**Short exercise**
Skip the images. Copy the records exactly as written.

>>>

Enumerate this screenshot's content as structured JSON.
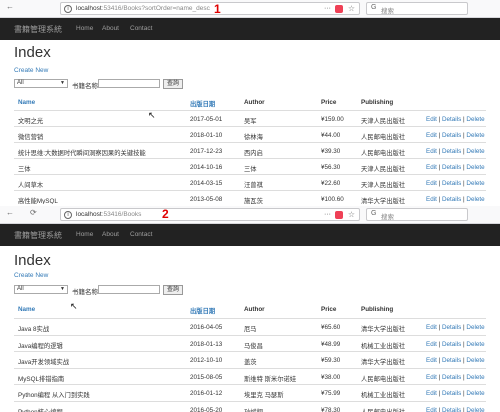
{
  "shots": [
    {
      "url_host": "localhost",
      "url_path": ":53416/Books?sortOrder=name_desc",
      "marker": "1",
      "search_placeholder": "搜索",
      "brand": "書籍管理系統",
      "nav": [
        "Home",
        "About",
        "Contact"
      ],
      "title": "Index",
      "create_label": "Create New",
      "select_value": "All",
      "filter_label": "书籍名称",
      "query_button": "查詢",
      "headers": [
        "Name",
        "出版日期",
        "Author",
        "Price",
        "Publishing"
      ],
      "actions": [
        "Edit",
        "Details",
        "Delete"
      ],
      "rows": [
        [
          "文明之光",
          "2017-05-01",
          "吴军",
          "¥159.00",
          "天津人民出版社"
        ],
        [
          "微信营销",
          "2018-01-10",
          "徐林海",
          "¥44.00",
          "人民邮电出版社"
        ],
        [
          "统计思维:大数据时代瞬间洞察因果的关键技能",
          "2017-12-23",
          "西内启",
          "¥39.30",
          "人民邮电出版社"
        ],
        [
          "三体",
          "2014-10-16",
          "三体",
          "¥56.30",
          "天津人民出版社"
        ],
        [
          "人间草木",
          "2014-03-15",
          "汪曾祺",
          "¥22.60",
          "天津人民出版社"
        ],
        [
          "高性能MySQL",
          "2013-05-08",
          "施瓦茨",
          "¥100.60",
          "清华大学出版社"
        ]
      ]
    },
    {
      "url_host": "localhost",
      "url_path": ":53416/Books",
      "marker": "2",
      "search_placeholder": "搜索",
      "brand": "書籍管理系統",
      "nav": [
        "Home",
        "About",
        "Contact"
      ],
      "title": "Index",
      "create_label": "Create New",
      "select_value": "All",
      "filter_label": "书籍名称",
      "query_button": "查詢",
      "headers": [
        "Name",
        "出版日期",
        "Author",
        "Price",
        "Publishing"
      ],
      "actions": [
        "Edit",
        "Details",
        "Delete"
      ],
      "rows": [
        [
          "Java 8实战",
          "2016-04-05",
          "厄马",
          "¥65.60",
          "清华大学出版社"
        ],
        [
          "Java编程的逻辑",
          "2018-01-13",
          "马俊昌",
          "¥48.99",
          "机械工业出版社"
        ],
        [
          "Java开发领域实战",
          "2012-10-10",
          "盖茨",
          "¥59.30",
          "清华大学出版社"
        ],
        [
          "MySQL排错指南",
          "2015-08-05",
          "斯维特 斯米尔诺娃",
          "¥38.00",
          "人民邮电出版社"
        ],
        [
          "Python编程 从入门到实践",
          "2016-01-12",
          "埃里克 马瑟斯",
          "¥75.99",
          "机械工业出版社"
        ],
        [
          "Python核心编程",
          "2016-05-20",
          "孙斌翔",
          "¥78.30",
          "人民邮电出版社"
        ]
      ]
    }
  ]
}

<<<

**Full output**
Enumerate this screenshot's content as structured JSON.
{
  "shots": [
    {
      "url_host": "localhost",
      "url_path": ":53416/Books?sortOrder=name_desc",
      "marker": "1",
      "search_placeholder": "搜索",
      "brand": "書籍管理系統",
      "nav": [
        "Home",
        "About",
        "Contact"
      ],
      "title": "Index",
      "create_label": "Create New",
      "select_value": "All",
      "filter_label": "书籍名称",
      "query_button": "查詢",
      "headers": [
        "Name",
        "出版日期",
        "Author",
        "Price",
        "Publishing"
      ],
      "actions": [
        "Edit",
        "Details",
        "Delete"
      ],
      "rows": [
        [
          "文明之光",
          "2017-05-01",
          "吴军",
          "¥159.00",
          "天津人民出版社"
        ],
        [
          "微信营销",
          "2018-01-10",
          "徐林海",
          "¥44.00",
          "人民邮电出版社"
        ],
        [
          "统计思维:大数据时代瞬间洞察因果的关键技能",
          "2017-12-23",
          "西内启",
          "¥39.30",
          "人民邮电出版社"
        ],
        [
          "三体",
          "2014-10-16",
          "三体",
          "¥56.30",
          "天津人民出版社"
        ],
        [
          "人间草木",
          "2014-03-15",
          "汪曾祺",
          "¥22.60",
          "天津人民出版社"
        ],
        [
          "高性能MySQL",
          "2013-05-08",
          "施瓦茨",
          "¥100.60",
          "清华大学出版社"
        ]
      ]
    },
    {
      "url_host": "localhost",
      "url_path": ":53416/Books",
      "marker": "2",
      "search_placeholder": "搜索",
      "brand": "書籍管理系統",
      "nav": [
        "Home",
        "About",
        "Contact"
      ],
      "title": "Index",
      "create_label": "Create New",
      "select_value": "All",
      "filter_label": "书籍名称",
      "query_button": "查詢",
      "headers": [
        "Name",
        "出版日期",
        "Author",
        "Price",
        "Publishing"
      ],
      "actions": [
        "Edit",
        "Details",
        "Delete"
      ],
      "rows": [
        [
          "Java 8实战",
          "2016-04-05",
          "厄马",
          "¥65.60",
          "清华大学出版社"
        ],
        [
          "Java编程的逻辑",
          "2018-01-13",
          "马俊昌",
          "¥48.99",
          "机械工业出版社"
        ],
        [
          "Java开发领域实战",
          "2012-10-10",
          "盖茨",
          "¥59.30",
          "清华大学出版社"
        ],
        [
          "MySQL排错指南",
          "2015-08-05",
          "斯维特 斯米尔诺娃",
          "¥38.00",
          "人民邮电出版社"
        ],
        [
          "Python编程 从入门到实践",
          "2016-01-12",
          "埃里克 马瑟斯",
          "¥75.99",
          "机械工业出版社"
        ],
        [
          "Python核心编程",
          "2016-05-20",
          "孙斌翔",
          "¥78.30",
          "人民邮电出版社"
        ]
      ]
    }
  ]
}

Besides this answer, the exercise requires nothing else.